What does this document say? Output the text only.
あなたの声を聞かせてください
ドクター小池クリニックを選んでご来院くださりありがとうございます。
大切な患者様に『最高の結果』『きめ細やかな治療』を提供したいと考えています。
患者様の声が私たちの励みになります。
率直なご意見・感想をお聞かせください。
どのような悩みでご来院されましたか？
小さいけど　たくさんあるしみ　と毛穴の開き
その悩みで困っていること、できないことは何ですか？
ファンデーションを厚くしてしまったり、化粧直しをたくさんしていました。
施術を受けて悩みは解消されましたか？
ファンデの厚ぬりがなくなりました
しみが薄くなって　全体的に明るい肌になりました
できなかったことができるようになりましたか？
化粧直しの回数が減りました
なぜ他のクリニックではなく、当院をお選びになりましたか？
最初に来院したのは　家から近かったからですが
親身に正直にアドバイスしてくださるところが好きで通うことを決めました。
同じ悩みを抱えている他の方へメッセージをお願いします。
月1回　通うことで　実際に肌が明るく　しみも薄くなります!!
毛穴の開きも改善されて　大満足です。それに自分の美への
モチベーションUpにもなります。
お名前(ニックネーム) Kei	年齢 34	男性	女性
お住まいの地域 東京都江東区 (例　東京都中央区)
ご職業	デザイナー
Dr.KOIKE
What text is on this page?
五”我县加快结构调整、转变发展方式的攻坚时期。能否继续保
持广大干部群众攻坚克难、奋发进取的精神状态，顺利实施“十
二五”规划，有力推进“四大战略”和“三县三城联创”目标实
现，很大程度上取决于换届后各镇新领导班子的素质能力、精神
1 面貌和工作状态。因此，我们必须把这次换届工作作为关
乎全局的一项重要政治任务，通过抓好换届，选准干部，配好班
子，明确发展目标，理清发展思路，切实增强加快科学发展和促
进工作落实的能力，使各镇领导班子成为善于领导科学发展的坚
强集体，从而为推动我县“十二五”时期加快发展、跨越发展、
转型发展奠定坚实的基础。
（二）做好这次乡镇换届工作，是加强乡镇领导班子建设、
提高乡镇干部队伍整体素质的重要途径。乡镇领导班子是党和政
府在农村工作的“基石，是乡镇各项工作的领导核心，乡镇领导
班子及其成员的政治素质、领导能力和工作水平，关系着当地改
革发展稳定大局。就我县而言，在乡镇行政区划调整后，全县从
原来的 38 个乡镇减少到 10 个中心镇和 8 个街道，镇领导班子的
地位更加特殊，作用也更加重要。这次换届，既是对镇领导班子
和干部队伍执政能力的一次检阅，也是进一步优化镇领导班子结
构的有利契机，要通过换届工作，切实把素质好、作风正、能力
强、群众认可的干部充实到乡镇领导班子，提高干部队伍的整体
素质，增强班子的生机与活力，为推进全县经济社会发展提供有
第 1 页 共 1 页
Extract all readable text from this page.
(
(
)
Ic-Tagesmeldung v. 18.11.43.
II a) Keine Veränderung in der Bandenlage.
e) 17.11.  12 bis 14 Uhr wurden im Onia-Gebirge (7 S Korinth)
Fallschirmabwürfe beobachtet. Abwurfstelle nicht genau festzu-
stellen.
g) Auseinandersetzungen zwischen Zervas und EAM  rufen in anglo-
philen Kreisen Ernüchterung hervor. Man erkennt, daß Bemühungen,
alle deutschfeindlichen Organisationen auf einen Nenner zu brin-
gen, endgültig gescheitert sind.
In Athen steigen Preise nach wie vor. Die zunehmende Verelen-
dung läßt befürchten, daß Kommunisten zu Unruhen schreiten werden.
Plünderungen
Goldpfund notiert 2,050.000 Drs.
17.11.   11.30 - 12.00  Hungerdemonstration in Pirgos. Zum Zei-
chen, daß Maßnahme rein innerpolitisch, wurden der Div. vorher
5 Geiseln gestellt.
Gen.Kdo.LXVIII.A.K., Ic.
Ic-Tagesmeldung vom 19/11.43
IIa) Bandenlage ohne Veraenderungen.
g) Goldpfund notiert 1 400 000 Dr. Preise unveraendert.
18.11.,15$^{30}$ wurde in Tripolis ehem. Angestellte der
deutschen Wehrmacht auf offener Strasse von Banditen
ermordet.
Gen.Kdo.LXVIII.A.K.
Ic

○ ○ ○

### Short problem
Reproduce every record above exactly as it appears.

### Solution
What does this document say? Output the text only.
あなたの声を聞かせてください
ドクター小池クリニックを選んでご来院くださりありがとうございます。
大切な患者様に『最高の結果』『きめ細やかな治療』を提供したいと考えています。
患者様の声が私たちの励みになります。
率直なご意見・感想をお聞かせください。
どのような悩みでご来院されましたか？
小さいけど　たくさんあるしみ　と毛穴の開き
その悩みで困っていること、できないことは何ですか？
ファンデーションを厚くしてしまったり、化粧直しをたくさんしていました。
施術を受けて悩みは解消されましたか？
ファンデの厚ぬりがなくなりました
しみが薄くなって　全体的に明るい肌になりました
できなかったことができるようになりましたか？
化粧直しの回数が減りました
なぜ他のクリニックではなく、当院をお選びになりましたか？
最初に来院したのは　家から近かったからですが
親身に正直にアドバイスしてくださるところが好きで通うことを決めました。
同じ悩みを抱えている他の方へメッセージをお願いします。
月1回　通うことで　実際に肌が明るく　しみも薄くなります!!
毛穴の開きも改善されて　大満足です。それに自分の美への
モチベーションUpにもなります。
お名前(ニックネーム) Kei	年齢 34	男性	女性
お住まいの地域 東京都江東区 (例　東京都中央区)
ご職業	デザイナー
Dr.KOIKE
What text is on this page?
五”我县加快结构调整、转变发展方式的攻坚时期。能否继续保
持广大干部群众攻坚克难、奋发进取的精神状态，顺利实施“十
二五”规划，有力推进“四大战略”和“三县三城联创”目标实
现，很大程度上取决于换届后各镇新领导班子的素质能力、精神
1 面貌和工作状态。因此，我们必须把这次换届工作作为关
乎全局的一项重要政治任务，通过抓好换届，选准干部，配好班
子，明确发展目标，理清发展思路，切实增强加快科学发展和促
进工作落实的能力，使各镇领导班子成为善于领导科学发展的坚
强集体，从而为推动我县“十二五”时期加快发展、跨越发展、
转型发展奠定坚实的基础。
（二）做好这次乡镇换届工作，是加强乡镇领导班子建设、
提高乡镇干部队伍整体素质的重要途径。乡镇领导班子是党和政
府在农村工作的“基石，是乡镇各项工作的领导核心，乡镇领导
班子及其成员的政治素质、领导能力和工作水平，关系着当地改
革发展稳定大局。就我县而言，在乡镇行政区划调整后，全县从
原来的 38 个乡镇减少到 10 个中心镇和 8 个街道，镇领导班子的
地位更加特殊，作用也更加重要。这次换届，既是对镇领导班子
和干部队伍执政能力的一次检阅，也是进一步优化镇领导班子结
构的有利契机，要通过换届工作，切实把素质好、作风正、能力
强、群众认可的干部充实到乡镇领导班子，提高干部队伍的整体
素质，增强班子的生机与活力，为推进全县经济社会发展提供有
第 1 页 共 1 页
Extract all readable text from this page.
(
(
)
Ic-Tagesmeldung v. 18.11.43.
II a) Keine Veränderung in der Bandenlage.
e) 17.11.  12 bis 14 Uhr wurden im Onia-Gebirge (7 S Korinth)
Fallschirmabwürfe beobachtet. Abwurfstelle nicht genau festzu-
stellen.
g) Auseinandersetzungen zwischen Zervas und EAM  rufen in anglo-
philen Kreisen Ernüchterung hervor. Man erkennt, daß Bemühungen,
alle deutschfeindlichen Organisationen auf einen Nenner zu brin-
gen, endgültig gescheitert sind.
In Athen steigen Preise nach wie vor. Die zunehmende Verelen-
dung läßt befürchten, daß Kommunisten zu Unruhen schreiten werden.
Plünderungen
Goldpfund notiert 2,050.000 Drs.
17.11.   11.30 - 12.00  Hungerdemonstration in Pirgos. Zum Zei-
chen, daß Maßnahme rein innerpolitisch, wurden der Div. vorher
5 Geiseln gestellt.
Gen.Kdo.LXVIII.A.K., Ic.
Ic-Tagesmeldung vom 19/11.43
IIa) Bandenlage ohne Veraenderungen.
g) Goldpfund notiert 1 400 000 Dr. Preise unveraendert.
18.11.,15$^{30}$ wurde in Tripolis ehem. Angestellte der
deutschen Wehrmacht auf offener Strasse von Banditen
ermordet.
Gen.Kdo.LXVIII.A.K.
Ic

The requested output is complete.